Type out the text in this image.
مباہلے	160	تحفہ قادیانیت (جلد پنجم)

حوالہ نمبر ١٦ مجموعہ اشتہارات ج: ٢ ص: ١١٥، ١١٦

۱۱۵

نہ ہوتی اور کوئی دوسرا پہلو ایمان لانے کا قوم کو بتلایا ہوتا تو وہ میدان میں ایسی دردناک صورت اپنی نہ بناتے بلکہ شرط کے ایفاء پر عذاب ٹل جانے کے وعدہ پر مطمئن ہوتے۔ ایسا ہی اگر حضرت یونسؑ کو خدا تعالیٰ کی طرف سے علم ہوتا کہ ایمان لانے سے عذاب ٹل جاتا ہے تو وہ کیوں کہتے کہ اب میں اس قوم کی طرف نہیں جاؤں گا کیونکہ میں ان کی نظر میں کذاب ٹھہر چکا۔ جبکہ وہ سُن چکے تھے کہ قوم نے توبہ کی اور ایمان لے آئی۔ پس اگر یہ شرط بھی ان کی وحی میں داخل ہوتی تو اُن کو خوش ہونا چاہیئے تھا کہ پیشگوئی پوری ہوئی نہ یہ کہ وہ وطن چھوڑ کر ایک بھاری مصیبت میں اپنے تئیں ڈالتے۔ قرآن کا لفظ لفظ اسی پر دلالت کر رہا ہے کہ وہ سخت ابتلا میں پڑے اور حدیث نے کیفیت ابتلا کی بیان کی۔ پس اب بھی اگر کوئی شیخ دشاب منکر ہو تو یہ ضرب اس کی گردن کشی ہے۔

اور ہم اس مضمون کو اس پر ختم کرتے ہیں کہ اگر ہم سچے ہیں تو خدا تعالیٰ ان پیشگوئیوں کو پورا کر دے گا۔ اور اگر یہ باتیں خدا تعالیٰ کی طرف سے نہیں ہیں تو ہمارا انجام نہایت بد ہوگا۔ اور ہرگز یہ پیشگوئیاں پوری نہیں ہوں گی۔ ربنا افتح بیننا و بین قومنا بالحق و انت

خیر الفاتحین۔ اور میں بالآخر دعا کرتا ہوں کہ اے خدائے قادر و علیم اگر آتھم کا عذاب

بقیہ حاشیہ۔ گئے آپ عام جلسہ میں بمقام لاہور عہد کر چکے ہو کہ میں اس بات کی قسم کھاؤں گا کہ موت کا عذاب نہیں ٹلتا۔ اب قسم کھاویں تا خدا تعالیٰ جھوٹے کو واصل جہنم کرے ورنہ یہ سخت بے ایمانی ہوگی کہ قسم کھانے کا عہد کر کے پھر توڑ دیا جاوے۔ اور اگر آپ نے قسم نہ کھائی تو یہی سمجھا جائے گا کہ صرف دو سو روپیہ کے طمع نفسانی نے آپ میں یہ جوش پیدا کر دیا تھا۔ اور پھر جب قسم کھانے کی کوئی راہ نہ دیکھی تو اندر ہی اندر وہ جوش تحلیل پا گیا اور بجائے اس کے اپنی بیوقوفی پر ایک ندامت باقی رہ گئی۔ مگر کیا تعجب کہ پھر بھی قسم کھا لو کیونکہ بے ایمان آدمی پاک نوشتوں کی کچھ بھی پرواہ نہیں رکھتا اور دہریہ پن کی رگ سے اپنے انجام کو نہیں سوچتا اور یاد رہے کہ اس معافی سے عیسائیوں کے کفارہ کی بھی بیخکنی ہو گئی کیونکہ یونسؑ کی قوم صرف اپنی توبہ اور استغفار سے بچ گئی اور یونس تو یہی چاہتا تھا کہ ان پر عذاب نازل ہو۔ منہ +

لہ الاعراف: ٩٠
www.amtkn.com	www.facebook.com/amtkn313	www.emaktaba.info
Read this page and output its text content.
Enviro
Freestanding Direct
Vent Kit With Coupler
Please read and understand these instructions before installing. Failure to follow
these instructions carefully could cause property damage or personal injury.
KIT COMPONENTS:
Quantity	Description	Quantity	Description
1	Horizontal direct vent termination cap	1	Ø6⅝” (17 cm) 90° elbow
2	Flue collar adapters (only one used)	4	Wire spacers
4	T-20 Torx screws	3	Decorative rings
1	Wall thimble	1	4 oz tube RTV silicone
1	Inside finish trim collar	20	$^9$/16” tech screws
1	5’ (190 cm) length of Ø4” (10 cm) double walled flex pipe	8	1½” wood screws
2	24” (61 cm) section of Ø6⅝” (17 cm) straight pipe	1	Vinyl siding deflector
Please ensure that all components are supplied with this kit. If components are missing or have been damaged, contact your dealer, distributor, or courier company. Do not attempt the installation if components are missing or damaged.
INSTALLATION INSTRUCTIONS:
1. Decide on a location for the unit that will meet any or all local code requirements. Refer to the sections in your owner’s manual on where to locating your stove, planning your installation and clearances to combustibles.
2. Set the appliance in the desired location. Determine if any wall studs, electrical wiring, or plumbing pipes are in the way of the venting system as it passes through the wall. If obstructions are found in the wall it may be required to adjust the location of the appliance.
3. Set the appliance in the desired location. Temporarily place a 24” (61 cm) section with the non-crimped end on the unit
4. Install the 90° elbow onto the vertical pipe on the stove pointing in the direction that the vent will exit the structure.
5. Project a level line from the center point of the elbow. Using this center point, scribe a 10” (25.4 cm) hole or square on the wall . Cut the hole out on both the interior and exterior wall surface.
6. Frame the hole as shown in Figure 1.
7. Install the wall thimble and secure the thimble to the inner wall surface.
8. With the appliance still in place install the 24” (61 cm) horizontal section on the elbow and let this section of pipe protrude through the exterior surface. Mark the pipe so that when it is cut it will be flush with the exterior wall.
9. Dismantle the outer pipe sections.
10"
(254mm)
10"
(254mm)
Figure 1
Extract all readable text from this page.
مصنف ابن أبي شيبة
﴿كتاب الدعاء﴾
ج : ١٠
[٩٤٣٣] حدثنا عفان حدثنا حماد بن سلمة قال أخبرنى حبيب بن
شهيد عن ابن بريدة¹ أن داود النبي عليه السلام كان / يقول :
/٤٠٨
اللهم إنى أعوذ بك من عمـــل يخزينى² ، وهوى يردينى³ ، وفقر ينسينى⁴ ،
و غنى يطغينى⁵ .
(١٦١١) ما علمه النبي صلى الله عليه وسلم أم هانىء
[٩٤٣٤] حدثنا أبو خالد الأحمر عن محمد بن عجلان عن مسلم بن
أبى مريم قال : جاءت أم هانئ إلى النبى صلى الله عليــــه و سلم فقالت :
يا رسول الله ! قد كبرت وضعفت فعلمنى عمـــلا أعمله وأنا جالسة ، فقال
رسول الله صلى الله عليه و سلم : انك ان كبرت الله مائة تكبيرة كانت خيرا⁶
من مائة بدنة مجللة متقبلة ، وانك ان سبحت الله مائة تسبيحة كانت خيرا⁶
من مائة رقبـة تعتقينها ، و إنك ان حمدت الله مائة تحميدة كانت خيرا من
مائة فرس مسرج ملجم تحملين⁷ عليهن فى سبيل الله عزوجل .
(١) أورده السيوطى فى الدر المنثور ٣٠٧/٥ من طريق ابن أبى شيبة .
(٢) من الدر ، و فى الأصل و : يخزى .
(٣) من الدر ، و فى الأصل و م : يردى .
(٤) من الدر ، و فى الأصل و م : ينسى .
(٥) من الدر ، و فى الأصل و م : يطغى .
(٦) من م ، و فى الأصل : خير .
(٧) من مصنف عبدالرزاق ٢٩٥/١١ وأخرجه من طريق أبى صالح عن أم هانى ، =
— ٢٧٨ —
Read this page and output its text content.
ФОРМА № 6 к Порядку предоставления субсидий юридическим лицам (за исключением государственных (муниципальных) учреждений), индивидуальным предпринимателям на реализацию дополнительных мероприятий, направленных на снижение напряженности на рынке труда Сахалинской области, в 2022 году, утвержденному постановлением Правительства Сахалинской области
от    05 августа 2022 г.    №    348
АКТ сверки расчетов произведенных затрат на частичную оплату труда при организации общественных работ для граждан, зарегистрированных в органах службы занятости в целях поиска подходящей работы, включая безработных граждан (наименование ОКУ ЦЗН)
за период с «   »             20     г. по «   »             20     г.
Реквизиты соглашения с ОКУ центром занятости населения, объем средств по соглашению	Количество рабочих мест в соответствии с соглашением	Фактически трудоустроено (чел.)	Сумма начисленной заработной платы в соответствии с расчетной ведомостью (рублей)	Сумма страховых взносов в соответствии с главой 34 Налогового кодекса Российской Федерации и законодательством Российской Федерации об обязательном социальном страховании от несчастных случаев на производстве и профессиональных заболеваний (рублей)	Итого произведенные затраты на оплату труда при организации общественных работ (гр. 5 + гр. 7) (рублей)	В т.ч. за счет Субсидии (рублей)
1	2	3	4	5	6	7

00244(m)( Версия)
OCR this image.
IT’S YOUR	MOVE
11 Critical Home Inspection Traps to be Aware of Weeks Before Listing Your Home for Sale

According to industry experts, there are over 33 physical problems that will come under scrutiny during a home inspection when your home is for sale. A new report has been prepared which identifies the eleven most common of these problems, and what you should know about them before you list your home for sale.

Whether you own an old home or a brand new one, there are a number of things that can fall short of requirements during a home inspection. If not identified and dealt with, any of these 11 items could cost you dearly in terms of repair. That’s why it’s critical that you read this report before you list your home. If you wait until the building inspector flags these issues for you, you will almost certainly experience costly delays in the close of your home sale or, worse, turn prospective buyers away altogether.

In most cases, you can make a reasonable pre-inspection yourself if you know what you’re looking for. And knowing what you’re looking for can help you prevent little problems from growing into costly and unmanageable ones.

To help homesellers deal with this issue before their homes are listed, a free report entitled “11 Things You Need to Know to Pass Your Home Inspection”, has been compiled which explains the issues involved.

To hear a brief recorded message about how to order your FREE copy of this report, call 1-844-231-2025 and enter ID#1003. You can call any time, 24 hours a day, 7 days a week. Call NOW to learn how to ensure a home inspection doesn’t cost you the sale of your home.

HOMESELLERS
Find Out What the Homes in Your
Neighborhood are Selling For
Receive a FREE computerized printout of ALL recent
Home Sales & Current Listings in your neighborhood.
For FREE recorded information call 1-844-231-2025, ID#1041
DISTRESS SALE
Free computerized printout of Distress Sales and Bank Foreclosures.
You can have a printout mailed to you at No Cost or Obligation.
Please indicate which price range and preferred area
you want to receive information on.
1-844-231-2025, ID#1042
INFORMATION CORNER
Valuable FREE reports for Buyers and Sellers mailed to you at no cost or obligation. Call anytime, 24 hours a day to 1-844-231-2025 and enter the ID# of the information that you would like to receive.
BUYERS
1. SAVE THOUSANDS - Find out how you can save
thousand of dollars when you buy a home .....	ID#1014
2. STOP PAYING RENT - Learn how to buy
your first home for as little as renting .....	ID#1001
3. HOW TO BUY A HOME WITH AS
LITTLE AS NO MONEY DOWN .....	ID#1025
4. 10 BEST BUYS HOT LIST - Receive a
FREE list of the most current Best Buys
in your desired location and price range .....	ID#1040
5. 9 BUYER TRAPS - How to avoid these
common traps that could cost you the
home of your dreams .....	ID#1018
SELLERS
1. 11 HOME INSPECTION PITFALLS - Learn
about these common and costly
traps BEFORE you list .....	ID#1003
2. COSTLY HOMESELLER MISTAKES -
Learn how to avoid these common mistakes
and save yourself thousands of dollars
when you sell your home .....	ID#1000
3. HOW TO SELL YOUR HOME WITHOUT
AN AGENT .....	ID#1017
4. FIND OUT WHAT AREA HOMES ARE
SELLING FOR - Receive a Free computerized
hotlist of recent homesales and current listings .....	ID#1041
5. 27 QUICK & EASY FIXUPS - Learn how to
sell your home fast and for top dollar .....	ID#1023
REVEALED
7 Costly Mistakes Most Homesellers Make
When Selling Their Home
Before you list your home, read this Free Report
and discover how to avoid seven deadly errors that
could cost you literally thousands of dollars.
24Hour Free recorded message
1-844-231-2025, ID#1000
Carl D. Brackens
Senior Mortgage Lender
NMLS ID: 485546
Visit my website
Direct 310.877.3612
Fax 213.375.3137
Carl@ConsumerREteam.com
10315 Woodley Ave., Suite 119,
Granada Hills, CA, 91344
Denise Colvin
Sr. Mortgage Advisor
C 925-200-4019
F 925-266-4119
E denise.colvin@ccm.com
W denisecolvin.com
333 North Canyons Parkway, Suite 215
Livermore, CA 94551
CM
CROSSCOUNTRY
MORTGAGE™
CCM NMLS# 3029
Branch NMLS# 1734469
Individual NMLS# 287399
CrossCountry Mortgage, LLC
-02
· · · ·
_EXERCISE INSTRUCTIONS_
Go over the data above and copy every line that has the word "النبي" in it.

_EXPECTED OUTPUT_
شهيد عن ابن بريدة¹ أن داود النبي عليه السلام كان / يقول :
(١٦١١) ما علمه النبي صلى الله عليه وسلم أم هانىء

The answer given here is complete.